Extracted data entries:
"""
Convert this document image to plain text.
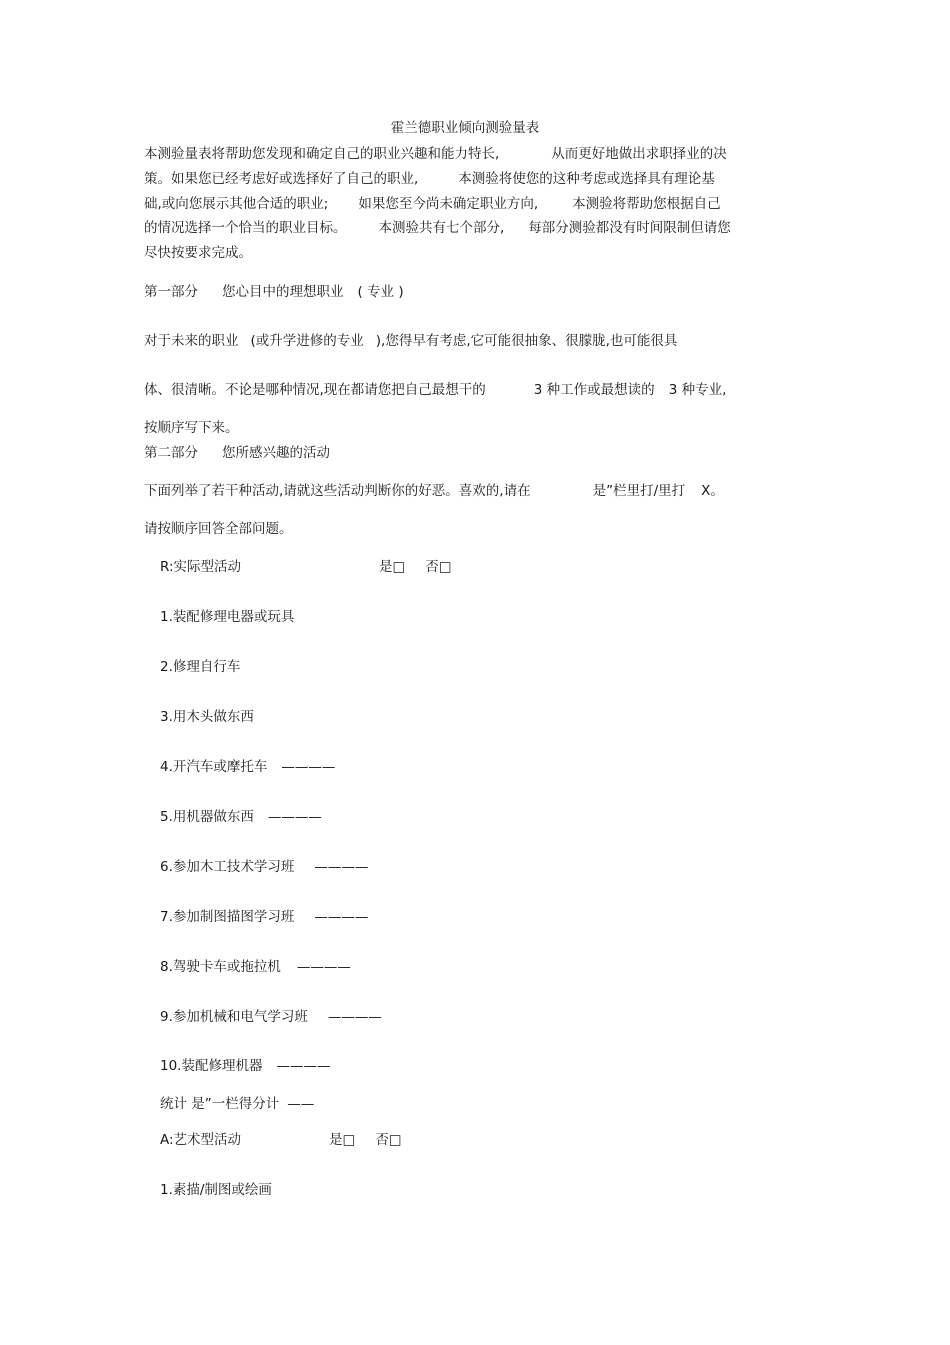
霍兰德职业倾向测验量表
本测验量表将帮助您发现和确定自己的职业兴趣和能力特长,	从而更好地做出求职择业的决
策。如果您已经考虑好或选择好了自己的职业,	本测验将使您的这种考虑或选择具有理论基
础,或向您展示其他合适的职业; 如果您至今尚未确定职业方向,	本测验将帮助您根据自己
的情况选择一个恰当的职业目标。 本测验共有七个部分, 每部分测验都没有时间限制但请您
尽快按要求完成。
第一部分 您心目中的理想职业 ( 专业 )
对于未来的职业 (或升学进修的专业 ),您得早有考虑,它可能很抽象、很朦胧,也可能很具
体、很清晰。不论是哪种情况,现在都请您把自己最想干的	3 种工作或最想读的 3 种专业,
按顺序写下来。
第二部分 您所感兴趣的活动
下面列举了若干种活动,请就这些活动判断你的好恶。喜欢的,请在	是”栏里打/里打 X。
请按顺序回答全部问题。
R:实际型活动	是□ 否□
1.装配修理电器或玩具
2.修理自行车
3.用木头做东西
4.开汽车或摩托车 ————
5.用机器做东西 ————
6.参加木工技术学习班 ————
7.参加制图描图学习班 ————
8.驾驶卡车或拖拉机 ————
9.参加机械和电气学习班 ————
10.装配修理机器 ————
统计 是”一栏得分计 ——
A:艺术型活动	是□ 否□
1.素描/制图或绘画
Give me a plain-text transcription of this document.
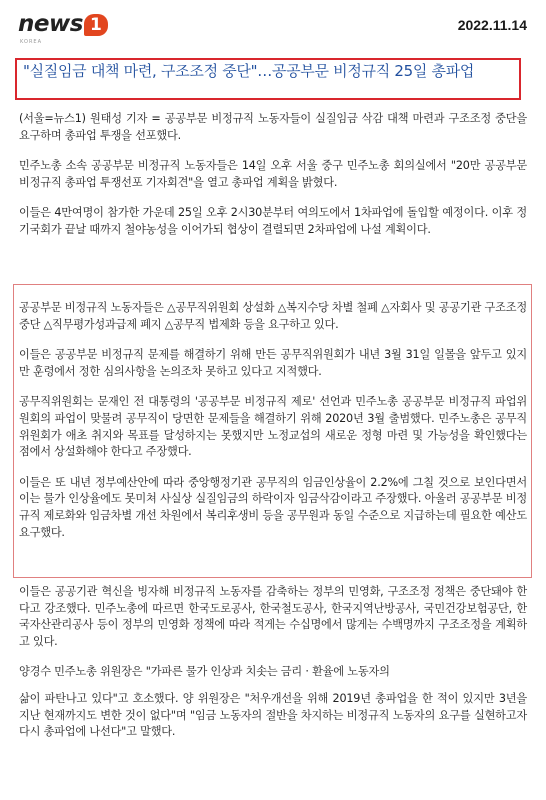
news 1
KOREA
2022.11.14
"실질임금 대책 마련, 구조조정 중단"…공공부문 비정규직 25일 총파업

(서울=뉴스1) 원태성 기자 = 공공부문 비정규직 노동자들이 실질임금 삭감 대책 마련과 구조조정 중단을 요구하며 총파업 투쟁을 선포했다.

민주노총 소속 공공부문 비정규직 노동자들은 14일 오후 서울 중구 민주노총 회의실에서 "20만 공공부문 비정규직 총파업 투쟁선포 기자회견"을 열고 총파업 계획을 밝혔다.

이들은 4만여명이 참가한 가운데 25일 오후 2시30분부터 여의도에서 1차파업에 돌입할 예정이다. 이후 정기국회가 끝날 때까지 철야농성을 이어가되 협상이 결렬되면 2차파업에 나설 계획이다.

공공부문 비정규직 노동자들은 △공무직위원회 상설화 △복지수당 차별 철폐 △자회사 및 공공기관 구조조정 중단 △직무평가성과급제 폐지 △공무직 법제화 등을 요구하고 있다.

이들은 공공부문 비정규직 문제를 해결하기 위해 만든 공무직위원회가 내년 3월 31일 일몰을 앞두고 있지만 훈령에서 정한 심의사항을 논의조차 못하고 있다고 지적했다.

공무직위원회는 문재인 전 대통령의 '공공부문 비정규직 제로' 선언과 민주노총 공공부문 비정규직 파업위원회의 파업이 맞물려 공무직이 당면한 문제들을 해결하기 위해 2020년 3월 출범했다. 민주노총은 공무직위원회가 애초 취지와 목표를 달성하지는 못했지만 노정교섭의 새로운 정형 마련 및 가능성을 확인했다는 점에서 상설화해야 한다고 주장했다.

이들은 또 내년 정부예산안에 따라 중앙행정기관 공무직의 임금인상율이 2.2%에 그칠 것으로 보인다면서 이는 물가 인상율에도 못미쳐 사실상 실질임금의 하락이자 임금삭감이라고 주장했다. 아울러 공공부문 비정규직 제로화와 임금차별 개선 차원에서 복리후생비 등을 공무원과 동일 수준으로 지급하는데 필요한 예산도 요구했다.

이들은 공공기관 혁신을 빙자해 비정규직 노동자를 감축하는 정부의 민영화, 구조조정 정책은 중단돼야 한다고 강조했다. 민주노총에 따르면 한국도로공사, 한국철도공사, 한국지역난방공사, 국민건강보험공단, 한국자산관리공사 등이 정부의 민영화 정책에 따라 적게는 수십명에서 많게는 수백명까지 구조조정을 계획하고 있다.

양경수 민주노총 위원장은 "가파른 물가 인상과 치솟는 금리 · 환율에 노동자의

삶이 파탄나고 있다"고 호소했다. 양 위원장은 "처우개선을 위해 2019년 총파업을 한 적이 있지만 3년을 지난 현재까지도 변한 것이 없다"며 "임금 노동자의 절반을 차지하는 비정규직 노동자의 요구를 실현하고자 다시 총파업에 나선다"고 말했다.
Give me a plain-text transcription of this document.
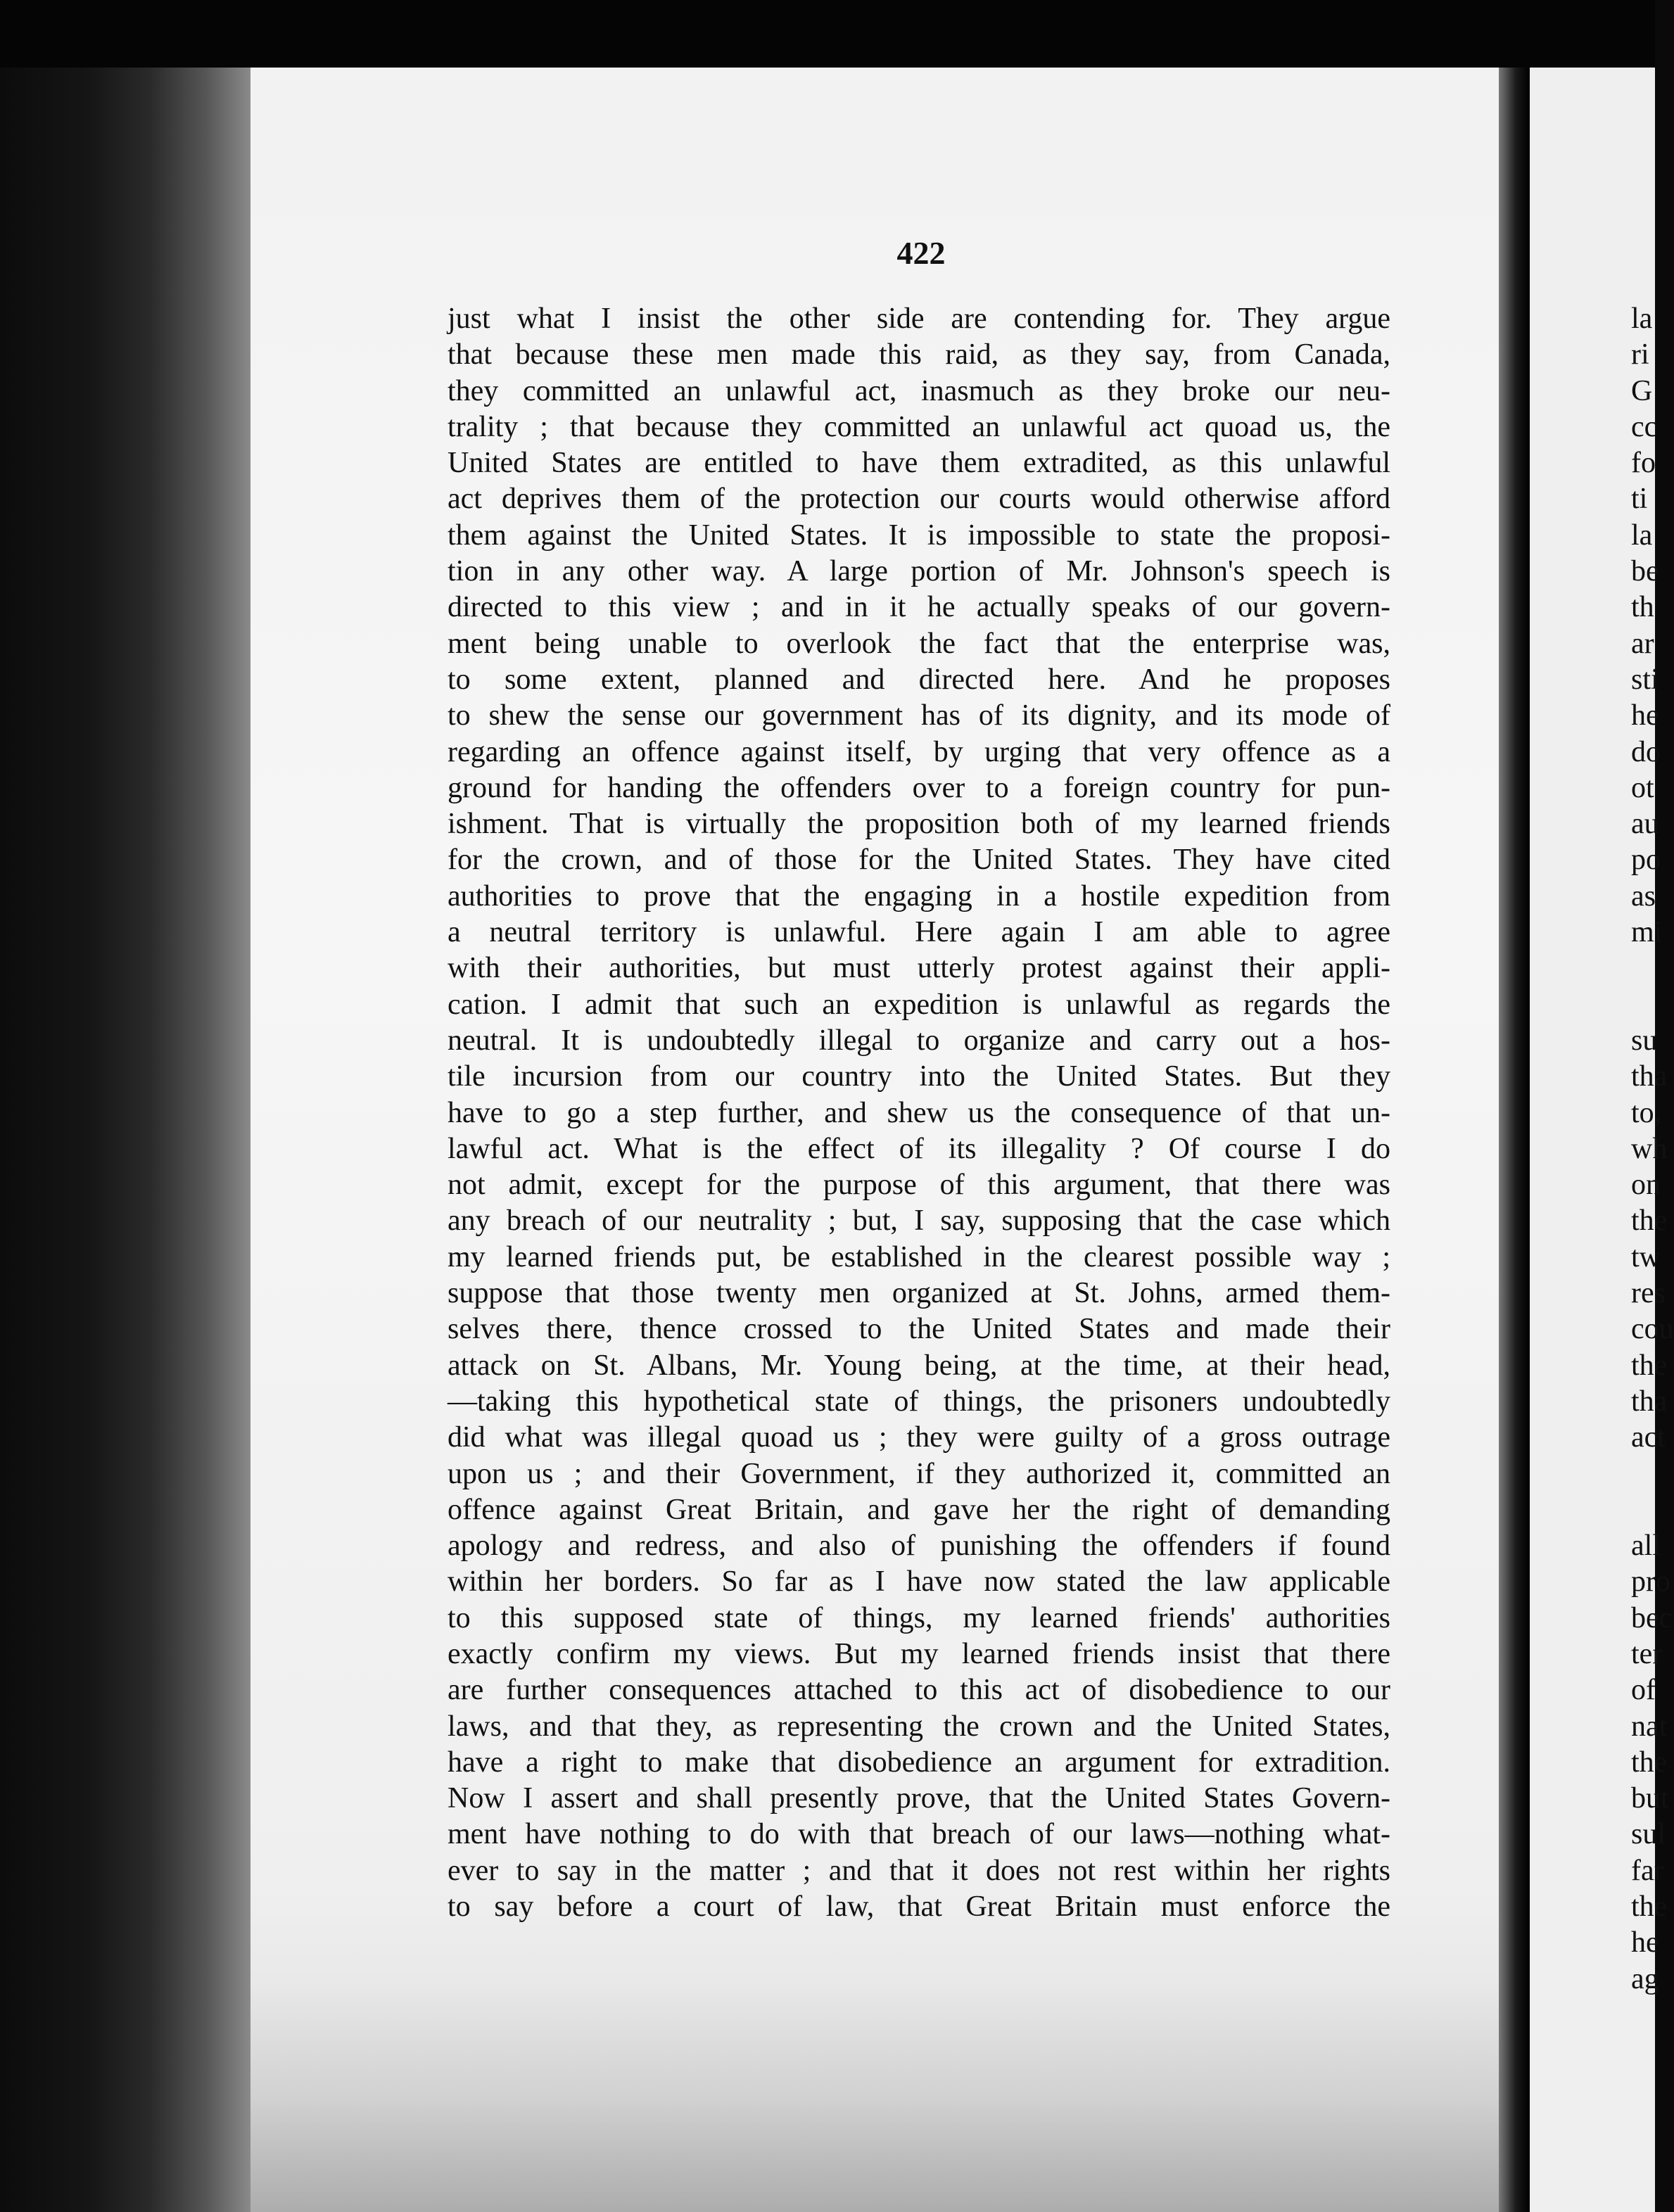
422
just what I insist the other side are contending for. They argue
that because these men made this raid, as they say, from Canada,
they committed an unlawful act, inasmuch as they broke our neu-
trality ; that because they committed an unlawful act quoad us, the
United States are entitled to have them extradited, as this unlawful
act deprives them of the protection our courts would otherwise afford
them against the United States. It is impossible to state the proposi-
tion in any other way. A large portion of Mr. Johnson's speech is
directed to this view ; and in it he actually speaks of our govern-
ment being unable to overlook the fact that the enterprise was,
to some extent, planned and directed here. And he proposes
to shew the sense our government has of its dignity, and its mode of
regarding an offence against itself, by urging that very offence as a
ground for handing the offenders over to a foreign country for pun-
ishment. That is virtually the proposition both of my learned friends
for the crown, and of those for the United States. They have cited
authorities to prove that the engaging in a hostile expedition from
a neutral territory is unlawful. Here again I am able to agree
with their authorities, but must utterly protest against their appli-
cation. I admit that such an expedition is unlawful as regards the
neutral. It is undoubtedly illegal to organize and carry out a hos-
tile incursion from our country into the United States. But they
have to go a step further, and shew us the consequence of that un-
lawful act. What is the effect of its illegality ? Of course I do
not admit, except for the purpose of this argument, that there was
any breach of our neutrality ; but, I say, supposing that the case which
my learned friends put, be established in the clearest possible way ;
suppose that those twenty men organized at St. Johns, armed them-
selves there, thence crossed to the United States and made their
attack on St. Albans, Mr. Young being, at the time, at their head,
—taking this hypothetical state of things, the prisoners undoubtedly
did what was illegal quoad us ; they were guilty of a gross outrage
upon us ; and their Government, if they authorized it, committed an
offence against Great Britain, and gave her the right of demanding
apology and redress, and also of punishing the offenders if found
within her borders. So far as I have now stated the law applicable
to this supposed state of things, my learned friends' authorities
exactly confirm my views. But my learned friends insist that there
are further consequences attached to this act of disobedience to our
laws, and that they, as representing the crown and the United States,
have a right to make that disobedience an argument for extradition.
Now I assert and shall presently prove, that the United States Govern-
ment have nothing to do with that breach of our laws—nothing what-
ever to say in the matter ; and that it does not rest within her rights
to say before a court of law, that Great Britain must enforce the
la
ri
G
cc
fo
ti
la
be
th
ar
sti
he
do
ot
au
po
as
mi
su
tha
to,
wh
on
the
tw
res
cou
the
tha
act
all
pro
bec
ter
of
nat
the
but
sul
far
the
he
ag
"""
Your instructions:
Among the lines of the records above, count those holding the string "quoad", and report only the number.

Output for this exercise:
2